SET TASK — Reproduce each line from the records that holds "name".

SUPPLIED MATERIAL —
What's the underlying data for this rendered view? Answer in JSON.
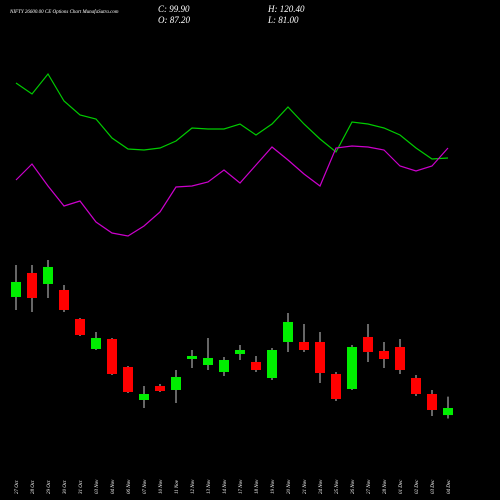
{
  "chart_data": {
    "type": "candlestick",
    "title": "NIFTY 26600.00 CE Options Chart MunafaSutra.com",
    "ohlc_labels": [
      "C: 99.90",
      "H: 120.40",
      "O: 87.20",
      "L: 81.00"
    ],
    "categories": [
      "27 Oct",
      "28 Oct",
      "29 Oct",
      "30 Oct",
      "31 Oct",
      "03 Nov",
      "04 Nov",
      "06 Nov",
      "07 Nov",
      "10 Nov",
      "11 Nov",
      "12 Nov",
      "13 Nov",
      "14 Nov",
      "17 Nov",
      "18 Nov",
      "19 Nov",
      "20 Nov",
      "21 Nov",
      "24 Nov",
      "25 Nov",
      "26 Nov",
      "27 Nov",
      "28 Nov",
      "01 Dec",
      "02 Dec",
      "03 Dec",
      "04 Dec"
    ],
    "open": [
      299.7,
      342.9,
      323.1,
      312.3,
      260.1,
      206.1,
      224.1,
      173.7,
      114.3,
      139.5,
      132.3,
      188.1,
      177.3,
      164.7,
      197.1,
      182.7,
      153.9,
      218.7,
      218.7,
      218.7,
      161.1,
      134.1,
      227.7,
      202.5,
      209.7,
      153.9,
      125.1,
      87.2
    ],
    "high": [
      357.3,
      357.3,
      366.3,
      321.3,
      261.9,
      236.7,
      225.9,
      175.5,
      139.5,
      143.1,
      168.3,
      204.3,
      225.9,
      191.7,
      213.3,
      193.5,
      207.9,
      270.9,
      251.1,
      236.7,
      164.7,
      213.3,
      251.1,
      218.7,
      224.1,
      159.3,
      132.3,
      120.4
    ],
    "low": [
      276.3,
      272.7,
      297.9,
      272.7,
      229.5,
      204.3,
      159.3,
      126.9,
      99.9,
      128.7,
      108.9,
      171.9,
      168.3,
      157.5,
      186.3,
      164.7,
      150.3,
      200.7,
      200.7,
      144.9,
      112.5,
      132.3,
      182.7,
      171.9,
      161.1,
      121.5,
      85.5,
      81.0
    ],
    "close": [
      326.7,
      297.9,
      353.7,
      276.3,
      231.3,
      225.9,
      161.1,
      128.7,
      125.1,
      130.5,
      155.7,
      193.5,
      189.9,
      186.3,
      204.3,
      168.3,
      204.3,
      254.7,
      204.3,
      162.9,
      116.1,
      209.7,
      200.7,
      188.1,
      168.3,
      125.1,
      96.3,
      99.9
    ],
    "up_color": "#00ee00",
    "down_color": "#ff0000",
    "ylim": [
      0,
      500
    ],
    "y2lim": [
      0,
      100
    ],
    "lines": [
      {
        "color": "#00cc00",
        "axis": "y2",
        "values": [
          88.5,
          83,
          93,
          79.5,
          72.5,
          70.5,
          61,
          55.5,
          55,
          56,
          59.5,
          66,
          65.5,
          65.5,
          68,
          62.5,
          68,
          76.5,
          68,
          60.5,
          54,
          69,
          68,
          66,
          62.5,
          56,
          50.5,
          51
        ]
      },
      {
        "color": "#cc00cc",
        "axis": "y2",
        "values": [
          40,
          48,
          37,
          27,
          29.5,
          19,
          13.5,
          12,
          17,
          24,
          36.5,
          37,
          39,
          45,
          38.5,
          47.5,
          56.5,
          50,
          43,
          37,
          56,
          57,
          56.5,
          55,
          47,
          44.5,
          47,
          56
        ]
      }
    ]
  }
}
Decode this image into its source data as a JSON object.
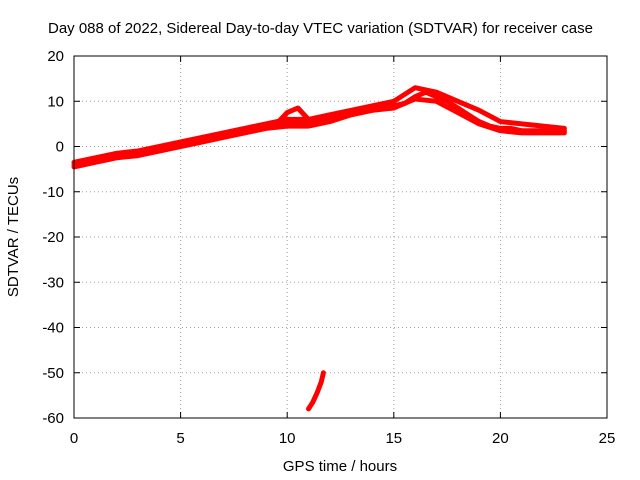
{
  "chart_data": {
    "type": "line",
    "title": "Day 088 of 2022, Sidereal Day-to-day VTEC variation (SDTVAR) for receiver case",
    "xlabel": "GPS time / hours",
    "ylabel": "SDTVAR / TECUs",
    "xlim": [
      0,
      25
    ],
    "ylim": [
      -60,
      20
    ],
    "xticks": [
      0,
      5,
      10,
      15,
      20,
      25
    ],
    "yticks": [
      20,
      10,
      0,
      -10,
      -20,
      -30,
      -40,
      -50,
      -60
    ],
    "grid": true,
    "legend": "none",
    "color": "#ff0000",
    "series": [
      {
        "name": "main-trace",
        "x": [
          0,
          0.5,
          1,
          1.5,
          2,
          2.5,
          3,
          3.5,
          4,
          4.5,
          5,
          5.5,
          6,
          6.5,
          7,
          7.5,
          8,
          8.5,
          9,
          9.5,
          10,
          10.5,
          11,
          11.5,
          12,
          12.5,
          13,
          13.5,
          14,
          14.5,
          15,
          15.5,
          16,
          16.5,
          17,
          17.5,
          18,
          18.5,
          19,
          19.5,
          20,
          20.5,
          21,
          21.5,
          22,
          22.5,
          23
        ],
        "y": [
          -4,
          -3.5,
          -3,
          -2.5,
          -2,
          -2,
          -1.5,
          -1,
          -0.5,
          0,
          0.5,
          1,
          1.5,
          2,
          2.5,
          3,
          3.5,
          4,
          4.5,
          5,
          5,
          5,
          5,
          5.5,
          6,
          7,
          7.5,
          8,
          8.5,
          9,
          9,
          9.5,
          11,
          12,
          11,
          10,
          8.5,
          7,
          5.5,
          4.5,
          4,
          4,
          3.5,
          3.5,
          3.5,
          3.5,
          3.5
        ]
      },
      {
        "name": "lower-band",
        "x": [
          0,
          1,
          2,
          3,
          4,
          5,
          6,
          7,
          8,
          9,
          10,
          11,
          12,
          13,
          14,
          15,
          16,
          17,
          18,
          19,
          20,
          21,
          22,
          23
        ],
        "y": [
          -4.5,
          -3.5,
          -2.5,
          -2,
          -1,
          0,
          1,
          2,
          3,
          4,
          4.5,
          4.5,
          5.5,
          7,
          8,
          8.5,
          10.5,
          10,
          7.5,
          5,
          3.5,
          3,
          3,
          3
        ]
      },
      {
        "name": "upper-band",
        "x": [
          0,
          1,
          2,
          3,
          4,
          5,
          6,
          7,
          8,
          9,
          10,
          11,
          12,
          13,
          14,
          15,
          16,
          17,
          18,
          19,
          20,
          21,
          22,
          23
        ],
        "y": [
          -3.5,
          -2.5,
          -1.5,
          -1,
          0,
          1,
          2,
          3,
          4,
          5,
          6,
          6,
          7,
          8,
          9,
          10,
          13,
          12,
          10,
          8,
          5.5,
          5,
          4.5,
          4
        ]
      },
      {
        "name": "peak-spike",
        "x": [
          9.5,
          10,
          10.5,
          11
        ],
        "y": [
          5,
          7.5,
          8.5,
          6
        ]
      },
      {
        "name": "outlier-segment",
        "x": [
          11,
          11.2,
          11.4,
          11.6,
          11.7
        ],
        "y": [
          -58,
          -56.5,
          -54.5,
          -52,
          -50
        ]
      }
    ]
  }
}
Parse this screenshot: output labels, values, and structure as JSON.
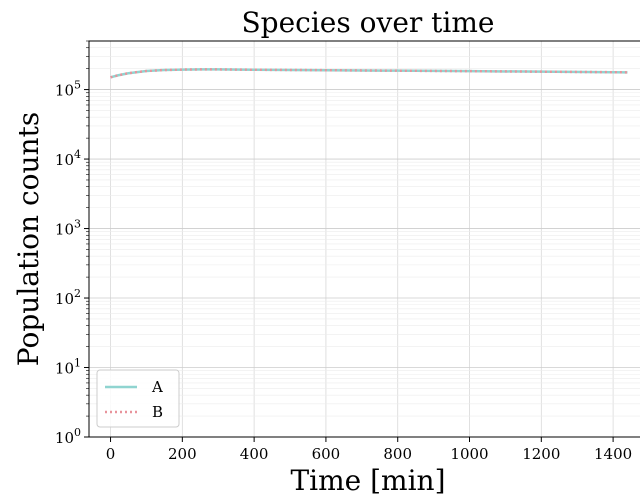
{
  "chart_data": {
    "type": "line",
    "title": "Species over time",
    "xlabel": "Time [min]",
    "ylabel": "Population counts",
    "xlim": [
      -60,
      1500
    ],
    "ylim": [
      1,
      500000
    ],
    "yscale": "log",
    "grid": true,
    "legend_position": "lower-left",
    "x_ticks": [
      0,
      200,
      400,
      600,
      800,
      1000,
      1200,
      1400
    ],
    "y_ticks": [
      {
        "value": 1,
        "base": "10",
        "exp": "0"
      },
      {
        "value": 10,
        "base": "10",
        "exp": "1"
      },
      {
        "value": 100,
        "base": "10",
        "exp": "2"
      },
      {
        "value": 1000,
        "base": "10",
        "exp": "3"
      },
      {
        "value": 10000,
        "base": "10",
        "exp": "4"
      },
      {
        "value": 100000,
        "base": "10",
        "exp": "5"
      }
    ],
    "x": [
      0,
      20,
      50,
      100,
      150,
      200,
      250,
      300,
      400,
      600,
      800,
      1000,
      1200,
      1440
    ],
    "series": [
      {
        "name": "A",
        "color": "#8fd4d0",
        "style": "solid",
        "values": [
          150000,
          160000,
          172000,
          185000,
          191000,
          194000,
          195000,
          195000,
          193000,
          190000,
          187000,
          184000,
          181000,
          177000
        ]
      },
      {
        "name": "B",
        "color": "#e8939b",
        "style": "dotted",
        "values": [
          150000,
          160000,
          172000,
          185000,
          191000,
          194000,
          195000,
          195000,
          193000,
          190000,
          187000,
          184000,
          181000,
          177000
        ]
      }
    ]
  }
}
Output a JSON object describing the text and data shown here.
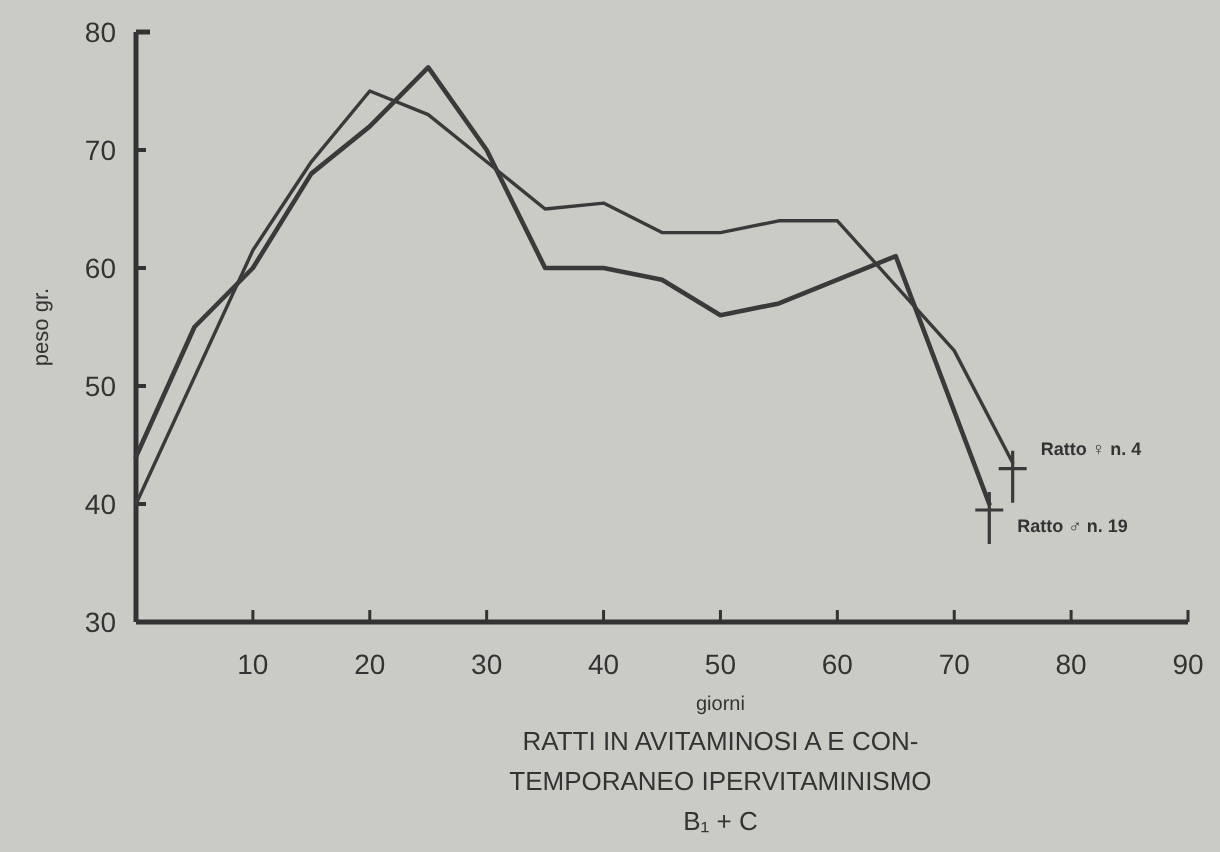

SOLUTION —
        "name": "main-trace",
        "name": "lower-band",
        "name": "upper-band",
        "name": "peak-spike",
        "name": "outlier-segment",
        "name": "A",
        "name": "B",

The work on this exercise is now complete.